## Exercise prompt
Print the entries that appear below, exactly as written and without their pictures.

Data entries:
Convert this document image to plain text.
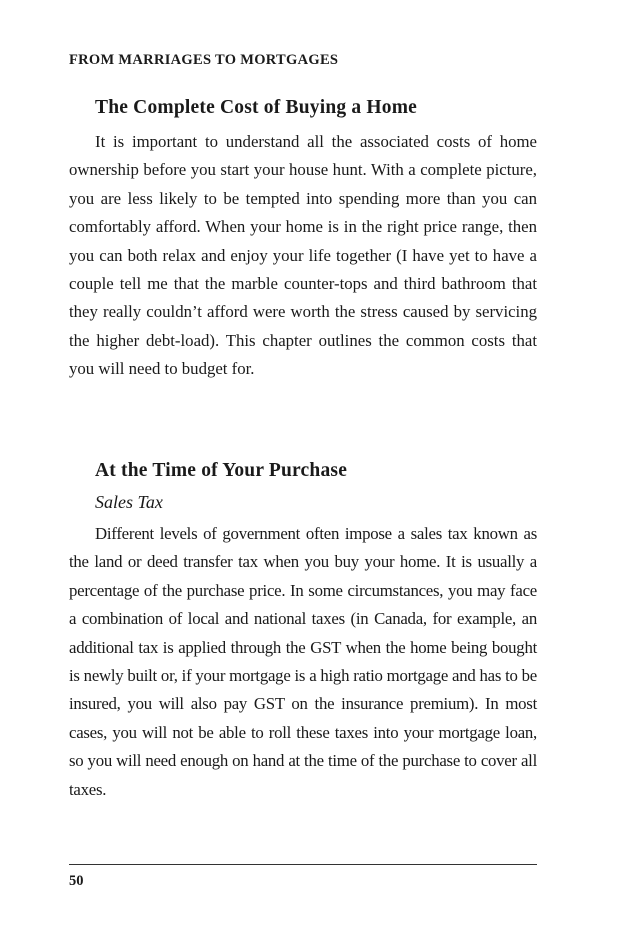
FROM MARRIAGES TO MORTGAGES
The Complete Cost of Buying a Home

It is important to understand all the associated costs of home ownership before you start your house hunt. With a complete picture, you are less likely to be tempted into spending more than you can comfortably afford. When your home is in the right price range, then you can both relax and enjoy your life together (I have yet to have a couple tell me that the marble counter-tops and third bathroom that they really couldn’t afford were worth the stress caused by servicing the higher debt-load). This chapter outlines the common costs that you will need to budget for.

At the Time of Your Purchase
Sales Tax

Different levels of government often impose a sales tax known as the land or deed transfer tax when you buy your home. It is usually a percentage of the purchase price. In some circumstances, you may face a combination of local and national taxes (in Canada, for example, an additional tax is applied through the GST when the home being bought is newly built or, if your mortgage is a high ratio mortgage and has to be insured, you will also pay GST on the insurance premium). In most cases, you will not be able to roll these taxes into your mortgage loan, so you will need enough on hand at the time of the purchase to cover all taxes.

50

## The output
Convert this document image to plain text.
FROM MARRIAGES TO MORTGAGES
The Complete Cost of Buying a Home

It is important to understand all the associated costs of home ownership before you start your house hunt. With a complete picture, you are less likely to be tempted into spending more than you can comfortably afford. When your home is in the right price range, then you can both relax and enjoy your life together (I have yet to have a couple tell me that the marble counter-tops and third bathroom that they really couldn’t afford were worth the stress caused by servicing the higher debt-load). This chapter outlines the common costs that you will need to budget for.

At the Time of Your Purchase
Sales Tax

Different levels of government often impose a sales tax known as the land or deed transfer tax when you buy your home. It is usually a percentage of the purchase price. In some circumstances, you may face a combination of local and national taxes (in Canada, for example, an additional tax is applied through the GST when the home being bought is newly built or, if your mortgage is a high ratio mortgage and has to be insured, you will also pay GST on the insurance premium). In most cases, you will not be able to roll these taxes into your mortgage loan, so you will need enough on hand at the time of the purchase to cover all taxes.

50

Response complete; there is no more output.